SOURCE EXTRACT>
------------------------------

In the first quarter, we estimate the new hydrocracker at Port Arthur contributed approximately $94 million of EBITDA.
We estimate the unit would have earned an additional $22 million of EBITDA, or $116 million in total EBITDA, had the operating issues not occurred.
Assuming market prices in the first quarter of 2013 were similar to full-year 2012 prices, and that volumes were at planned rates of 57,000 barrels per day, we estimate the new hydrocracker would have generated approximately $127 million of EBITDA, which is consistent with our previously disclosed earnings potential of that unit.
We are continuing to work on the new hydrocracker at our St.
Charles refinery.
We expect to complete that unit and begin the startup process at the end of June.
As we have mentioned previously, both of these hydrocrackers were designed to take advantage of the current environment of relatively high crude oil prices, strong diesel margins, and inexpensive natural gas prices.
Also, at the St.
Charles refinery, start up of the Diamond Green Diesel project is planned for the end of June.
This plant is designed to produce 9,300 barrels per day of renewable diesel from low-quality recycled cooking oils and fats using refinery hydroprocessing technology.
The renewable diesel will qualify as a biomass-based biodiesel, which is a difficult specification to achieve under the federal Renewable Fuel Standard.
The project is a 50/50 joint venture between Valero and Darling International, which is a leading gatherer of used cooking oils and animal fats.
My last point on our refinery operations is that in April, our Quebec refinery processed its first cargo of Eagle Ford crude oil which we shipped from Texas on a cost-advantaged foreign flag ship.
Preliminary results indicate that the crude oil worked very well in our refinery.
Our retail segment reported first quarter 2013 operating income of $42 million, an increase of $2 million versus the first quarter of 2012.
US retail operating income increased from $11 million in the first quarter of 2012 to $18 million in the first quarter of 2013, while Canadian retail decreased from $29 million in the first quarter of 2012 to $24 million in the first quarter of 2013.
Our plan to spin off our retail business and unlock value for our shareholders is progressing well.
Valero has received its requested private letter ruling from the Internal Revenue Service and clearance from the Securities and Exchange Commission for the transaction.
On Wednesday, May 1, Valero will distribute 80% of the shares in CST Brands to Valero shareholders as of the April 19 record date.
Those shareholders will receive one share of CST Brands common stock for every nine shares of Valero common stock.
CST Brands common stock will begin regular-way trading on the New York Stock Exchange under ticker symbol, CST, beginning on Thursday, May 2. Since April 17, CST Brands has been trading on the when-issued market under the ticker symbol CST WI and will continue trading there through May 1st.
As part of the transaction, Valero will retain 20% of CST Brands outstanding shares and also receive approximately $500 million in net cash.
This net cash amount consists of $1.05 billion from CST Brands' new debt which is offset by the retention by CST Brands of approximately $50 million of cash and approximately $280 million from a working capital benefit, primarily as a result of the payment terms in the product supply agreements.
Valero will also incur a tax liability of approximately $220 million, mainly for Canadian taxes on the transaction which is mostly payable in the first half of 2014.
Valero expects to liquidate its remaining 20% of CST Brands outstanding shares within 18 months of this distribution.
Our ethanol segment reported operating income of $14 million for an increase of $5 million from the first quarter of 2012, mainly due to higher gross margins per gallon which were somewhat offset by lower production.

------------------------------

RECORDS SHOWN>

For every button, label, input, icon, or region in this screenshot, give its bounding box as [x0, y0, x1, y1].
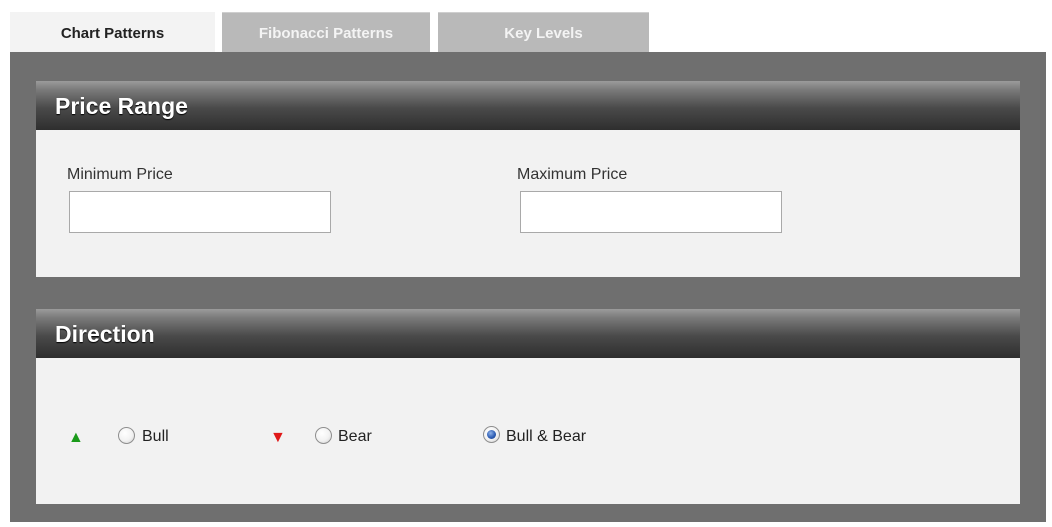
minimum-price-label: Minimum Price	[67, 166, 173, 183]
bull-and-bear-radio-label[interactable]: Bull & Bear	[506, 428, 586, 446]
tab-key-levels[interactable]: Key Levels	[438, 12, 649, 54]
bear-radio-label[interactable]: Bear	[338, 428, 372, 446]
minimum-price-input[interactable]	[69, 191, 331, 233]
tab-panel: Price Range Minimum Price Maximum Price …	[10, 52, 1046, 522]
direction-body: ▲ Bull ▼ Bear Bull & Bear	[36, 358, 1020, 504]
price-range-body: Minimum Price Maximum Price	[36, 130, 1020, 277]
up-arrow-icon: ▲	[68, 429, 84, 446]
tab-fibonacci-patterns[interactable]: Fibonacci Patterns	[222, 12, 430, 54]
direction-header: Direction	[36, 309, 1020, 358]
maximum-price-label: Maximum Price	[517, 166, 628, 183]
bull-radio-label[interactable]: Bull	[142, 428, 169, 446]
tab-bar: Chart Patterns Fibonacci Patterns Key Le…	[10, 12, 1046, 54]
maximum-price-input[interactable]	[520, 191, 782, 233]
price-range-section: Price Range Minimum Price Maximum Price	[36, 81, 1020, 277]
tab-chart-patterns[interactable]: Chart Patterns	[10, 12, 215, 54]
screener-frame: Chart Patterns Fibonacci Patterns Key Le…	[10, 0, 1046, 522]
down-arrow-icon: ▼	[270, 429, 286, 446]
bull-radio[interactable]	[118, 427, 135, 444]
price-range-header: Price Range	[36, 81, 1020, 130]
bear-radio[interactable]	[315, 427, 332, 444]
direction-section: Direction ▲ Bull ▼ Bear Bull & Bear	[36, 309, 1020, 504]
bull-and-bear-radio[interactable]	[483, 426, 500, 443]
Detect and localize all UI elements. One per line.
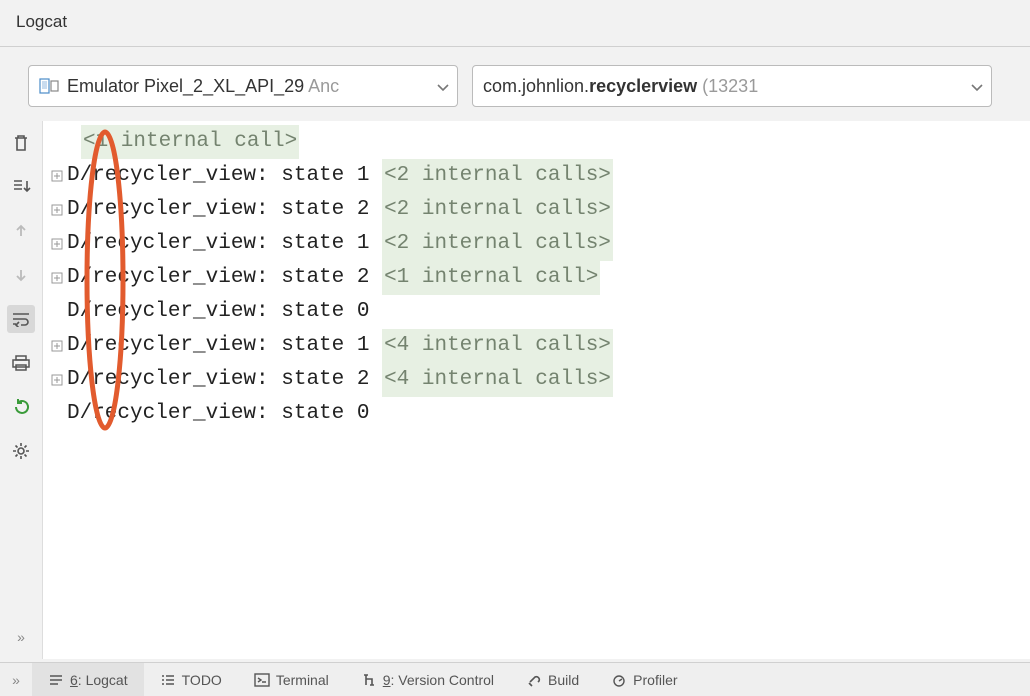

------------------------------

Give the stretch of the earnings remarks from "Charles refinery, start" through "in our refinery." again, swapping "Darling International" for "Darling Ingredients". The listing isn't needed here.

Charles refinery, start up of the Diamond Green Diesel project is planned for the end of June.
This plant is designed to produce 9,300 barrels per day of renewable diesel from low-quality recycled cooking oils and fats using refinery hydroprocessing technology.
The renewable diesel will qualify as a biomass-based biodiesel, which is a difficult specification to achieve under the federal Renewable Fuel Standard.
The project is a 50/50 joint venture between Valero and Darling Ingredients, which is a leading gatherer of used cooking oils and animal fats.
My last point on our refinery operations is that in April, our Quebec refinery processed its first cargo of Eagle Ford crude oil which we shipped from Texas on a cost-advantaged foreign flag ship.
Preliminary results indicate that the crude oil worked very well in our refinery.